What follows is a set of records; repeat all of them exactly.

(Lines of data)
** Begin **

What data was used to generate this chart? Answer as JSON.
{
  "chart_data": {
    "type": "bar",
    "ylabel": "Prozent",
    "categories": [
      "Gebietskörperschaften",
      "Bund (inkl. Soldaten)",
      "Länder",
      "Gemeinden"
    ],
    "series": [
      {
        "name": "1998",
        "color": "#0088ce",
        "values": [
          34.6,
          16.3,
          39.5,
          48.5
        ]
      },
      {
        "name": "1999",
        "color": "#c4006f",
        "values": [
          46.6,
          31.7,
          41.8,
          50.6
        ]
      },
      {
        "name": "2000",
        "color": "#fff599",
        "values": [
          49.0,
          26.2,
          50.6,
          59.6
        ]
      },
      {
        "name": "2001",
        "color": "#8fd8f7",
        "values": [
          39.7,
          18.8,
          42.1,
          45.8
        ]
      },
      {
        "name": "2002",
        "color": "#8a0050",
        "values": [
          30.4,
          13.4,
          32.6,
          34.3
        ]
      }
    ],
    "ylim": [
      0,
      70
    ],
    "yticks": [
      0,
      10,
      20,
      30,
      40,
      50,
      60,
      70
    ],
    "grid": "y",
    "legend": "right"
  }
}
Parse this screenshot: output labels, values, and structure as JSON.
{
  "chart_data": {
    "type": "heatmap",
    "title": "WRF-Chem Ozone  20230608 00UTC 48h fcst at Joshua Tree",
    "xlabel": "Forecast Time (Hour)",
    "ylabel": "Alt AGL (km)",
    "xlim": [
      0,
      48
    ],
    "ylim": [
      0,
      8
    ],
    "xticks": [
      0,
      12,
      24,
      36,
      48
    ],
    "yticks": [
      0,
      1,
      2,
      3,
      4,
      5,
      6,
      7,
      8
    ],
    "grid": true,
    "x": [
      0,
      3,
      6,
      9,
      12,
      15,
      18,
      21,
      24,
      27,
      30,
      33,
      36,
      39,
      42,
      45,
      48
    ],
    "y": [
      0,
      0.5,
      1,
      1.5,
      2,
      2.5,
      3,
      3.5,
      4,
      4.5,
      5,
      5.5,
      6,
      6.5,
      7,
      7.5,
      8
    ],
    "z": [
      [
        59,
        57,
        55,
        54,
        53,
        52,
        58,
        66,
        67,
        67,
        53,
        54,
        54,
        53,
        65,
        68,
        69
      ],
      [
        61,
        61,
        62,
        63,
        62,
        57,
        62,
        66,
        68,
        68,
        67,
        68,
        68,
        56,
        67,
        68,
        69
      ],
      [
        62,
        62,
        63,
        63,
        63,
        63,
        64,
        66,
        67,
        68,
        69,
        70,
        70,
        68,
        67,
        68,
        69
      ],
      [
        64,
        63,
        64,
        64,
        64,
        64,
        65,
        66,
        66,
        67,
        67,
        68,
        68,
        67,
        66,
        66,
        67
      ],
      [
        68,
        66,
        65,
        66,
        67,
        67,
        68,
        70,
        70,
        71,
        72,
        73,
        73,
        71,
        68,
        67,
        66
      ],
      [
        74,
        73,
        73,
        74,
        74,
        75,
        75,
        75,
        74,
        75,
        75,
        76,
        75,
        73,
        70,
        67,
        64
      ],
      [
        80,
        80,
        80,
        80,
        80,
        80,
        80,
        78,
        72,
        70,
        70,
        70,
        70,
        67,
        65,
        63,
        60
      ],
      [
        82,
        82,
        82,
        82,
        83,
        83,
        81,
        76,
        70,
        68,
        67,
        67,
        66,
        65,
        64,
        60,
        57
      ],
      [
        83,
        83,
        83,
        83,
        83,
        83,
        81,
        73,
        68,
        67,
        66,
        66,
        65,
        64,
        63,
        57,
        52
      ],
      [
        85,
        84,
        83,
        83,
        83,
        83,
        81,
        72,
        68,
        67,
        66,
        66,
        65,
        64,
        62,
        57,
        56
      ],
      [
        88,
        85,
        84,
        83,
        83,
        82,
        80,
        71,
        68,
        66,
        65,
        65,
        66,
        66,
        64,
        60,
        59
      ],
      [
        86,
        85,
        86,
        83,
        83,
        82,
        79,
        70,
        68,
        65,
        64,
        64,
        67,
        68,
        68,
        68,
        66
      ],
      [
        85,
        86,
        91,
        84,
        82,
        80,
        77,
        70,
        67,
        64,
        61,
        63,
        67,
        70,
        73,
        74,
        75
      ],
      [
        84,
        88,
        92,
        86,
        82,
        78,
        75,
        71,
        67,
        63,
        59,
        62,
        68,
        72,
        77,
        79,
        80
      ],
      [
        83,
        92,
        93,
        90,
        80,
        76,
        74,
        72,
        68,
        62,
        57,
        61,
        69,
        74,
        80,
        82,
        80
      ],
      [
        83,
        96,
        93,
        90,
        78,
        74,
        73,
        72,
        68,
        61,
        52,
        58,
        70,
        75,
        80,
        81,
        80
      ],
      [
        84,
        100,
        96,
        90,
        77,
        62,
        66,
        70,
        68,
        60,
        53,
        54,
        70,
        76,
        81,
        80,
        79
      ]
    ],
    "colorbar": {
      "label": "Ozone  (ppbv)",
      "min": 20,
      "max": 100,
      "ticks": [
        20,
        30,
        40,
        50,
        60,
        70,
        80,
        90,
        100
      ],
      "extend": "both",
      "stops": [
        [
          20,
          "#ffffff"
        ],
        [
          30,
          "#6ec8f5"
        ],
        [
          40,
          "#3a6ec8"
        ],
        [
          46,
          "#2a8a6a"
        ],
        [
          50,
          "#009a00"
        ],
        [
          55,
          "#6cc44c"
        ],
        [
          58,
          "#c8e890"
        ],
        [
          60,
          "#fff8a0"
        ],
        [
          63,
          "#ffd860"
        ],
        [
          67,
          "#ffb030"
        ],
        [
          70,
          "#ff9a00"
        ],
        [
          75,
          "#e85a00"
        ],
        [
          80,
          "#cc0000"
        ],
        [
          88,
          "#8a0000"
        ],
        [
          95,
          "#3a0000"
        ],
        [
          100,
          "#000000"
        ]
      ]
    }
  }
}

** End **

Written reply »
What data was used to generate this chart? Answer as JSON.
{
  "chart_data": {
    "type": "bar",
    "ylabel": "Prozent",
    "categories": [
      "Gebietskörperschaften",
      "Bund (inkl. Soldaten)",
      "Länder",
      "Gemeinden"
    ],
    "series": [
      {
        "name": "1998",
        "color": "#0088ce",
        "values": [
          34.6,
          16.3,
          39.5,
          48.5
        ]
      },
      {
        "name": "1999",
        "color": "#c4006f",
        "values": [
          46.6,
          31.7,
          41.8,
          50.6
        ]
      },
      {
        "name": "2000",
        "color": "#fff599",
        "values": [
          49.0,
          26.2,
          50.6,
          59.6
        ]
      },
      {
        "name": "2001",
        "color": "#8fd8f7",
        "values": [
          39.7,
          18.8,
          42.1,
          45.8
        ]
      },
      {
        "name": "2002",
        "color": "#8a0050",
        "values": [
          30.4,
          13.4,
          32.6,
          34.3
        ]
      }
    ],
    "ylim": [
      0,
      70
    ],
    "yticks": [
      0,
      10,
      20,
      30,
      40,
      50,
      60,
      70
    ],
    "grid": "y",
    "legend": "right"
  }
}
Parse this screenshot: output labels, values, and structure as JSON.
{
  "chart_data": {
    "type": "heatmap",
    "title": "WRF-Chem Ozone  20230608 00UTC 48h fcst at Joshua Tree",
    "xlabel": "Forecast Time (Hour)",
    "ylabel": "Alt AGL (km)",
    "xlim": [
      0,
      48
    ],
    "ylim": [
      0,
      8
    ],
    "xticks": [
      0,
      12,
      24,
      36,
      48
    ],
    "yticks": [
      0,
      1,
      2,
      3,
      4,
      5,
      6,
      7,
      8
    ],
    "grid": true,
    "x": [
      0,
      3,
      6,
      9,
      12,
      15,
      18,
      21,
      24,
      27,
      30,
      33,
      36,
      39,
      42,
      45,
      48
    ],
    "y": [
      0,
      0.5,
      1,
      1.5,
      2,
      2.5,
      3,
      3.5,
      4,
      4.5,
      5,
      5.5,
      6,
      6.5,
      7,
      7.5,
      8
    ],
    "z": [
      [
        59,
        57,
        55,
        54,
        53,
        52,
        58,
        66,
        67,
        67,
        53,
        54,
        54,
        53,
        65,
        68,
        69
      ],
      [
        61,
        61,
        62,
        63,
        62,
        57,
        62,
        66,
        68,
        68,
        67,
        68,
        68,
        56,
        67,
        68,
        69
      ],
      [
        62,
        62,
        63,
        63,
        63,
        63,
        64,
        66,
        67,
        68,
        69,
        70,
        70,
        68,
        67,
        68,
        69
      ],
      [
        64,
        63,
        64,
        64,
        64,
        64,
        65,
        66,
        66,
        67,
        67,
        68,
        68,
        67,
        66,
        66,
        67
      ],
      [
        68,
        66,
        65,
        66,
        67,
        67,
        68,
        70,
        70,
        71,
        72,
        73,
        73,
        71,
        68,
        67,
        66
      ],
      [
        74,
        73,
        73,
        74,
        74,
        75,
        75,
        75,
        74,
        75,
        75,
        76,
        75,
        73,
        70,
        67,
        64
      ],
      [
        80,
        80,
        80,
        80,
        80,
        80,
        80,
        78,
        72,
        70,
        70,
        70,
        70,
        67,
        65,
        63,
        60
      ],
      [
        82,
        82,
        82,
        82,
        83,
        83,
        81,
        76,
        70,
        68,
        67,
        67,
        66,
        65,
        64,
        60,
        57
      ],
      [
        83,
        83,
        83,
        83,
        83,
        83,
        81,
        73,
        68,
        67,
        66,
        66,
        65,
        64,
        63,
        57,
        52
      ],
      [
        85,
        84,
        83,
        83,
        83,
        83,
        81,
        72,
        68,
        67,
        66,
        66,
        65,
        64,
        62,
        57,
        56
      ],
      [
        88,
        85,
        84,
        83,
        83,
        82,
        80,
        71,
        68,
        66,
        65,
        65,
        66,
        66,
        64,
        60,
        59
      ],
      [
        86,
        85,
        86,
        83,
        83,
        82,
        79,
        70,
        68,
        65,
        64,
        64,
        67,
        68,
        68,
        68,
        66
      ],
      [
        85,
        86,
        91,
        84,
        82,
        80,
        77,
        70,
        67,
        64,
        61,
        63,
        67,
        70,
        73,
        74,
        75
      ],
      [
        84,
        88,
        92,
        86,
        82,
        78,
        75,
        71,
        67,
        63,
        59,
        62,
        68,
        72,
        77,
        79,
        80
      ],
      [
        83,
        92,
        93,
        90,
        80,
        76,
        74,
        72,
        68,
        62,
        57,
        61,
        69,
        74,
        80,
        82,
        80
      ],
      [
        83,
        96,
        93,
        90,
        78,
        74,
        73,
        72,
        68,
        61,
        52,
        58,
        70,
        75,
        80,
        81,
        80
      ],
      [
        84,
        100,
        96,
        90,
        77,
        62,
        66,
        70,
        68,
        60,
        53,
        54,
        70,
        76,
        81,
        80,
        79
      ]
    ],
    "colorbar": {
      "label": "Ozone  (ppbv)",
      "min": 20,
      "max": 100,
      "ticks": [
        20,
        30,
        40,
        50,
        60,
        70,
        80,
        90,
        100
      ],
      "extend": "both",
      "stops": [
        [
          20,
          "#ffffff"
        ],
        [
          30,
          "#6ec8f5"
        ],
        [
          40,
          "#3a6ec8"
        ],
        [
          46,
          "#2a8a6a"
        ],
        [
          50,
          "#009a00"
        ],
        [
          55,
          "#6cc44c"
        ],
        [
          58,
          "#c8e890"
        ],
        [
          60,
          "#fff8a0"
        ],
        [
          63,
          "#ffd860"
        ],
        [
          67,
          "#ffb030"
        ],
        [
          70,
          "#ff9a00"
        ],
        [
          75,
          "#e85a00"
        ],
        [
          80,
          "#cc0000"
        ],
        [
          88,
          "#8a0000"
        ],
        [
          95,
          "#3a0000"
        ],
        [
          100,
          "#000000"
        ]
      ]
    }
  }
}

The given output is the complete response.